### Short exercise
Repeat all entries exactly.

Stored entries:
— start —

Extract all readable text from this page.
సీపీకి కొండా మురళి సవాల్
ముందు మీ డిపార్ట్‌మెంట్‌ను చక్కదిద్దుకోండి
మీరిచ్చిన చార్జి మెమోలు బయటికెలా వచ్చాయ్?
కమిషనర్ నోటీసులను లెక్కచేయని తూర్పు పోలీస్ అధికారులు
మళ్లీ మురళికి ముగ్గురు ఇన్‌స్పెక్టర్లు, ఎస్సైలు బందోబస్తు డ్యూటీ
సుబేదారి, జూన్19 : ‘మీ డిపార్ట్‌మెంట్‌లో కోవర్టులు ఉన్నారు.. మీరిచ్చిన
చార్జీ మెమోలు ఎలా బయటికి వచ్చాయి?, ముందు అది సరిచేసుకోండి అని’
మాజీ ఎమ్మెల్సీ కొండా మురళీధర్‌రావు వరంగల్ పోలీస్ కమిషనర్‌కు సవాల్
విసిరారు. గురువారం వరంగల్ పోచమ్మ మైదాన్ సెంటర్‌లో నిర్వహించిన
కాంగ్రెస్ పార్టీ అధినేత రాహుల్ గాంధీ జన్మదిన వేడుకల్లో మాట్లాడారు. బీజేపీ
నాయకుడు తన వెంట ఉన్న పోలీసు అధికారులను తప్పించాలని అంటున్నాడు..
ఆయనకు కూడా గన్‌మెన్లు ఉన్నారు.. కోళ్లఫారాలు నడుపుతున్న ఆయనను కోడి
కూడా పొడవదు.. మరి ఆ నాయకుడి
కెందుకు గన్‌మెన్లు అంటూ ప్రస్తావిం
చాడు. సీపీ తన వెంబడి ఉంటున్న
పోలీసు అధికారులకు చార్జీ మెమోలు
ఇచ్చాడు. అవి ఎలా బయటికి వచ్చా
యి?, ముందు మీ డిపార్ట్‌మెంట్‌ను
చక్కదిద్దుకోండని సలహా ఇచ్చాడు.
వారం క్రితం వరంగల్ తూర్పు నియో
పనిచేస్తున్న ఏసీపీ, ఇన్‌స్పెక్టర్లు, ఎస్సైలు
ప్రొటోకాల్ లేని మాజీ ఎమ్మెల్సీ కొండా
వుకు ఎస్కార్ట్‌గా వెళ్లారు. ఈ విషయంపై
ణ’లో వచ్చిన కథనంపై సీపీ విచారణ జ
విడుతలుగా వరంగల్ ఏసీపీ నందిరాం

— end —

### Final answer
Extract all readable text from this page.
సీపీకి కొండా మురళి సవాల్
ముందు మీ డిపార్ట్‌మెంట్‌ను చక్కదిద్దుకోండి
మీరిచ్చిన చార్జి మెమోలు బయటికెలా వచ్చాయ్?
కమిషనర్ నోటీసులను లెక్కచేయని తూర్పు పోలీస్ అధికారులు
మళ్లీ మురళికి ముగ్గురు ఇన్‌స్పెక్టర్లు, ఎస్సైలు బందోబస్తు డ్యూటీ
సుబేదారి, జూన్19 : ‘మీ డిపార్ట్‌మెంట్‌లో కోవర్టులు ఉన్నారు.. మీరిచ్చిన
చార్జీ మెమోలు ఎలా బయటికి వచ్చాయి?, ముందు అది సరిచేసుకోండి అని’
మాజీ ఎమ్మెల్సీ కొండా మురళీధర్‌రావు వరంగల్ పోలీస్ కమిషనర్‌కు సవాల్
విసిరారు. గురువారం వరంగల్ పోచమ్మ మైదాన్ సెంటర్‌లో నిర్వహించిన
కాంగ్రెస్ పార్టీ అధినేత రాహుల్ గాంధీ జన్మదిన వేడుకల్లో మాట్లాడారు. బీజేపీ
నాయకుడు తన వెంట ఉన్న పోలీసు అధికారులను తప్పించాలని అంటున్నాడు..
ఆయనకు కూడా గన్‌మెన్లు ఉన్నారు.. కోళ్లఫారాలు నడుపుతున్న ఆయనను కోడి
కూడా పొడవదు.. మరి ఆ నాయకుడి
కెందుకు గన్‌మెన్లు అంటూ ప్రస్తావిం
చాడు. సీపీ తన వెంబడి ఉంటున్న
పోలీసు అధికారులకు చార్జీ మెమోలు
ఇచ్చాడు. అవి ఎలా బయటికి వచ్చా
యి?, ముందు మీ డిపార్ట్‌మెంట్‌ను
చక్కదిద్దుకోండని సలహా ఇచ్చాడు.
వారం క్రితం వరంగల్ తూర్పు నియో
పనిచేస్తున్న ఏసీపీ, ఇన్‌స్పెక్టర్లు, ఎస్సైలు
ప్రొటోకాల్ లేని మాజీ ఎమ్మెల్సీ కొండా
వుకు ఎస్కార్ట్‌గా వెళ్లారు. ఈ విషయంపై
ణ’లో వచ్చిన కథనంపై సీపీ విచారణ జ
విడుతలుగా వరంగల్ ఏసీపీ నందిరాం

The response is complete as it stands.